Work task: Take the data that sits below and write it out again exactly.

══════════

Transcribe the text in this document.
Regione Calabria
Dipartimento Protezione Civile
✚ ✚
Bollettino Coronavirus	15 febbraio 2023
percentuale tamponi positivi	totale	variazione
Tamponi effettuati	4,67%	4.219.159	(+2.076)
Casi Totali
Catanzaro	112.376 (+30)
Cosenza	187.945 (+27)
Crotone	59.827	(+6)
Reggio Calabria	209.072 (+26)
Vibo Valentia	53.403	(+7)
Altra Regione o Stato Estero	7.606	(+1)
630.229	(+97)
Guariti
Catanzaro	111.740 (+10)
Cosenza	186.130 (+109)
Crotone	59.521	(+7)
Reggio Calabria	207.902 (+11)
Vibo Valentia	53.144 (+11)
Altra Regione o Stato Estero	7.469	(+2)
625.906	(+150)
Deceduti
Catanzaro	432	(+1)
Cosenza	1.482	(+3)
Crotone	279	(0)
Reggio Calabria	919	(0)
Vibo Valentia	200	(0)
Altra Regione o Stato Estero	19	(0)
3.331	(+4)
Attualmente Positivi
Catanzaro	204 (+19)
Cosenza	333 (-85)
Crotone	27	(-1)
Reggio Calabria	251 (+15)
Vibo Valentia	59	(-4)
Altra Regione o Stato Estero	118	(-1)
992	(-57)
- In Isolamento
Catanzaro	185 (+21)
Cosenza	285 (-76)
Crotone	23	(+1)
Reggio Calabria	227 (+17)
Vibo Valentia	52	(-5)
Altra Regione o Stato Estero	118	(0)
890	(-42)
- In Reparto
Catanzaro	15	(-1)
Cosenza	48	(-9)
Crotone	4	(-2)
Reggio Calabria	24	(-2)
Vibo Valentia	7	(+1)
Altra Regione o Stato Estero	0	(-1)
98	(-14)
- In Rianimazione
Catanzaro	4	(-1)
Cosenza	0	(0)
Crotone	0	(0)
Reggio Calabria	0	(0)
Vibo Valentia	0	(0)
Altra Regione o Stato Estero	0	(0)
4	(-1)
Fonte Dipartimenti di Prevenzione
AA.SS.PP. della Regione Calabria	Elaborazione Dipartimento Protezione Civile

══════════

Exercise answer:
Transcribe the text in this document.
Regione Calabria
Dipartimento Protezione Civile
✚ ✚
Bollettino Coronavirus	15 febbraio 2023
percentuale tamponi positivi	totale	variazione
Tamponi effettuati	4,67%	4.219.159	(+2.076)
Casi Totali
Catanzaro	112.376 (+30)
Cosenza	187.945 (+27)
Crotone	59.827	(+6)
Reggio Calabria	209.072 (+26)
Vibo Valentia	53.403	(+7)
Altra Regione o Stato Estero	7.606	(+1)
630.229	(+97)
Guariti
Catanzaro	111.740 (+10)
Cosenza	186.130 (+109)
Crotone	59.521	(+7)
Reggio Calabria	207.902 (+11)
Vibo Valentia	53.144 (+11)
Altra Regione o Stato Estero	7.469	(+2)
625.906	(+150)
Deceduti
Catanzaro	432	(+1)
Cosenza	1.482	(+3)
Crotone	279	(0)
Reggio Calabria	919	(0)
Vibo Valentia	200	(0)
Altra Regione o Stato Estero	19	(0)
3.331	(+4)
Attualmente Positivi
Catanzaro	204 (+19)
Cosenza	333 (-85)
Crotone	27	(-1)
Reggio Calabria	251 (+15)
Vibo Valentia	59	(-4)
Altra Regione o Stato Estero	118	(-1)
992	(-57)
- In Isolamento
Catanzaro	185 (+21)
Cosenza	285 (-76)
Crotone	23	(+1)
Reggio Calabria	227 (+17)
Vibo Valentia	52	(-5)
Altra Regione o Stato Estero	118	(0)
890	(-42)
- In Reparto
Catanzaro	15	(-1)
Cosenza	48	(-9)
Crotone	4	(-2)
Reggio Calabria	24	(-2)
Vibo Valentia	7	(+1)
Altra Regione o Stato Estero	0	(-1)
98	(-14)
- In Rianimazione
Catanzaro	4	(-1)
Cosenza	0	(0)
Crotone	0	(0)
Reggio Calabria	0	(0)
Vibo Valentia	0	(0)
Altra Regione o Stato Estero	0	(0)
4	(-1)
Fonte Dipartimenti di Prevenzione
AA.SS.PP. della Regione Calabria	Elaborazione Dipartimento Protezione Civile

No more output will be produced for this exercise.